## Short exercise
Take the line containing "Read all visible content and emit it as JSON." and every line after it to the end of the records, and copy them exactly, excluding pictures.

## Entries provided
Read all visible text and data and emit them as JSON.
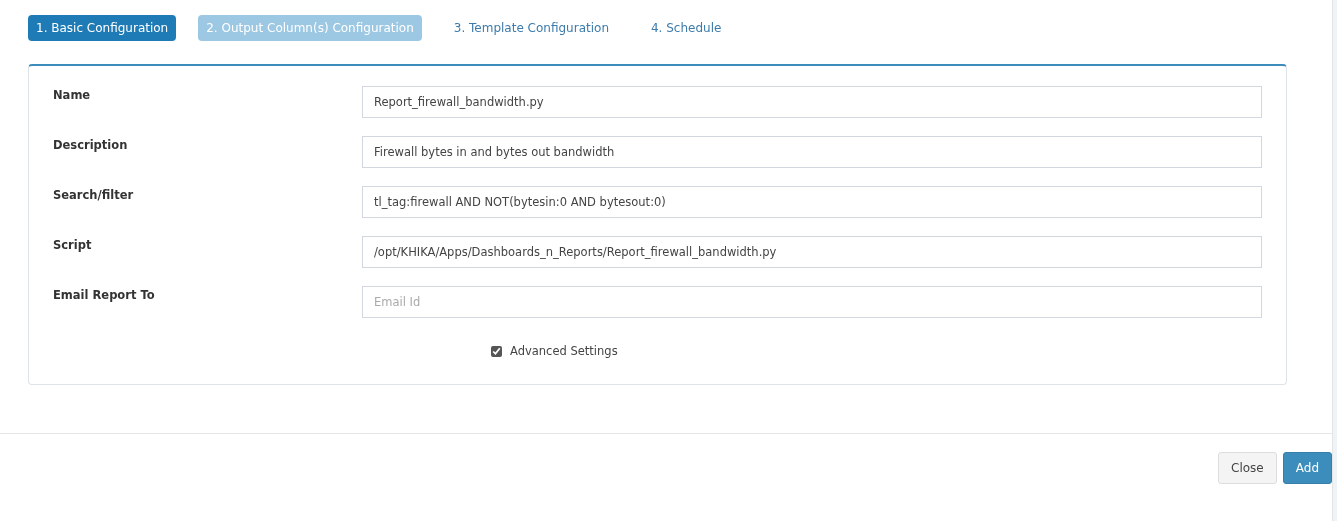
{
  "steps": [
    {
      "label": "1. Basic Configuration",
      "kind": "pill",
      "selected": true,
      "disabled": false
    },
    {
      "label": "2. Output Column(s) Configuration",
      "kind": "pill",
      "selected": false,
      "disabled": true
    },
    {
      "label": "3. Template Configuration",
      "kind": "link",
      "selected": false,
      "disabled": false
    },
    {
      "label": "4. Schedule",
      "kind": "link",
      "selected": false,
      "disabled": false
    }
  ],
  "form": {
    "fields": [
      {
        "label": "Name",
        "value": "Report_firewall_bandwidth.py"
      },
      {
        "label": "Description",
        "value": "Firewall bytes in and bytes out bandwidth"
      },
      {
        "label": "Search/filter",
        "value": "tl_tag:firewall AND NOT(bytesin:0 AND bytesout:0)"
      },
      {
        "label": "Script",
        "value": "/opt/KHIKA/Apps/Dashboards_n_Reports/Report_firewall_bandwidth.py"
      },
      {
        "label": "Email Report To",
        "placeholder": "Email Id"
      }
    ],
    "advanced": {
      "label": "Advanced Settings",
      "checked": true
    }
  },
  "footer": {
    "buttons": [
      {
        "label": "Close",
        "kind": "default"
      },
      {
        "label": "Add",
        "kind": "primary"
      }
    ]
  }
}
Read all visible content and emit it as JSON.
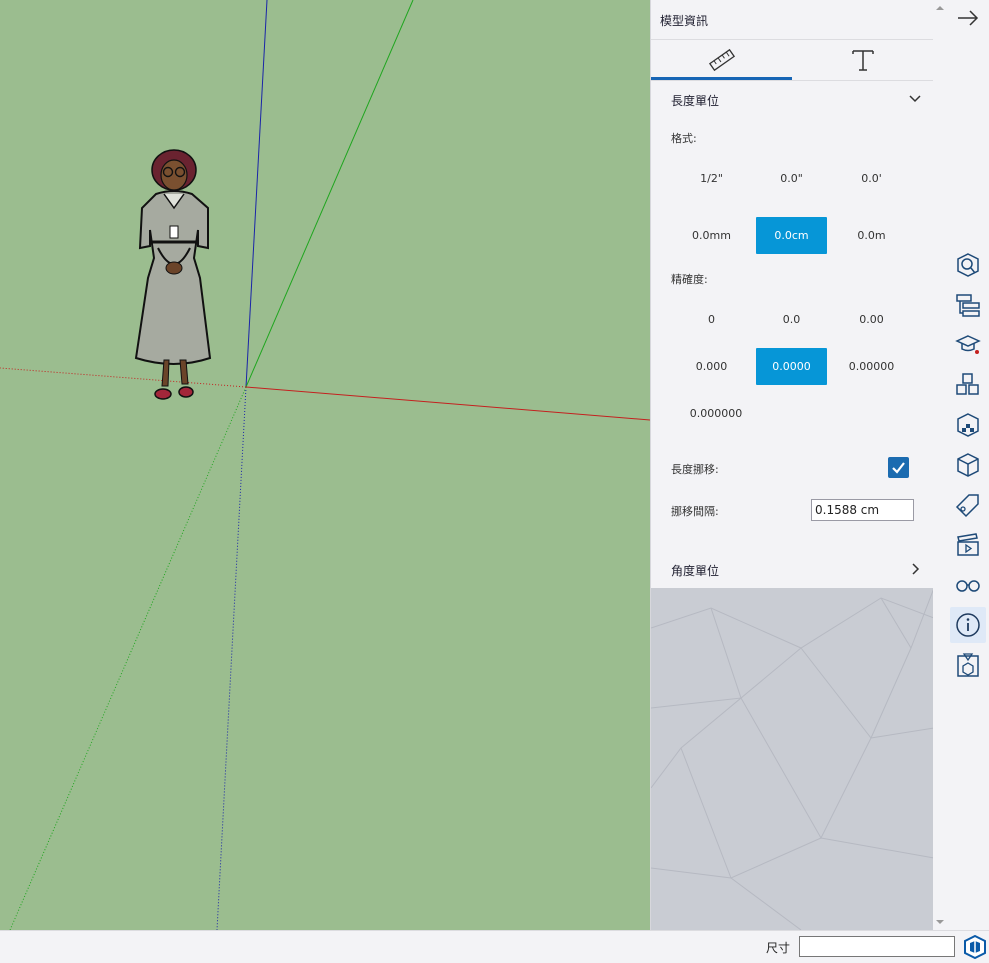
{
  "panel": {
    "title": "模型資訊",
    "tabs": [
      {
        "icon": "ruler-icon",
        "active": true
      },
      {
        "icon": "text-icon",
        "active": false
      }
    ],
    "length_units": {
      "heading": "長度單位",
      "format_label": "格式:",
      "formats": [
        "1/2\"",
        "0.0\"",
        "0.0'",
        "0.0mm",
        "0.0cm",
        "0.0m"
      ],
      "selected_format": "0.0cm",
      "precision_label": "精確度:",
      "precisions": [
        "0",
        "0.0",
        "0.00",
        "0.000",
        "0.0000",
        "0.00000",
        "0.000000"
      ],
      "selected_precision": "0.0000",
      "snapping_label": "長度挪移:",
      "snapping_checked": true,
      "snap_interval_label": "挪移間隔:",
      "snap_interval_value": "0.1588 cm"
    },
    "angle_units": {
      "heading": "角度單位"
    }
  },
  "tray": {
    "collapse_icon": "arrow-right-icon",
    "icons": [
      "search-cube-icon",
      "outliner-icon",
      "instructor-icon",
      "components-icon",
      "materials-icon",
      "styles-icon",
      "tags-icon",
      "scenes-icon",
      "glasses-icon",
      "info-icon",
      "display-icon"
    ],
    "active": "info-icon"
  },
  "statusbar": {
    "measurements_label": "尺寸",
    "measurements_value": ""
  },
  "colors": {
    "viewport": "#9bbd8f",
    "accent": "#0696d7",
    "active_tab": "#1665b5"
  }
}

## Correct response
Read all visible content and emit it as JSON.
{
  "panel": {
    "title": "模型資訊",
    "tabs": [
      {
        "icon": "ruler-icon",
        "active": true
      },
      {
        "icon": "text-icon",
        "active": false
      }
    ],
    "length_units": {
      "heading": "長度單位",
      "format_label": "格式:",
      "formats": [
        "1/2\"",
        "0.0\"",
        "0.0'",
        "0.0mm",
        "0.0cm",
        "0.0m"
      ],
      "selected_format": "0.0cm",
      "precision_label": "精確度:",
      "precisions": [
        "0",
        "0.0",
        "0.00",
        "0.000",
        "0.0000",
        "0.00000",
        "0.000000"
      ],
      "selected_precision": "0.0000",
      "snapping_label": "長度挪移:",
      "snapping_checked": true,
      "snap_interval_label": "挪移間隔:",
      "snap_interval_value": "0.1588 cm"
    },
    "angle_units": {
      "heading": "角度單位"
    }
  },
  "tray": {
    "collapse_icon": "arrow-right-icon",
    "icons": [
      "search-cube-icon",
      "outliner-icon",
      "instructor-icon",
      "components-icon",
      "materials-icon",
      "styles-icon",
      "tags-icon",
      "scenes-icon",
      "glasses-icon",
      "info-icon",
      "display-icon"
    ],
    "active": "info-icon"
  },
  "statusbar": {
    "measurements_label": "尺寸",
    "measurements_value": ""
  },
  "colors": {
    "viewport": "#9bbd8f",
    "accent": "#0696d7",
    "active_tab": "#1665b5"
  }
}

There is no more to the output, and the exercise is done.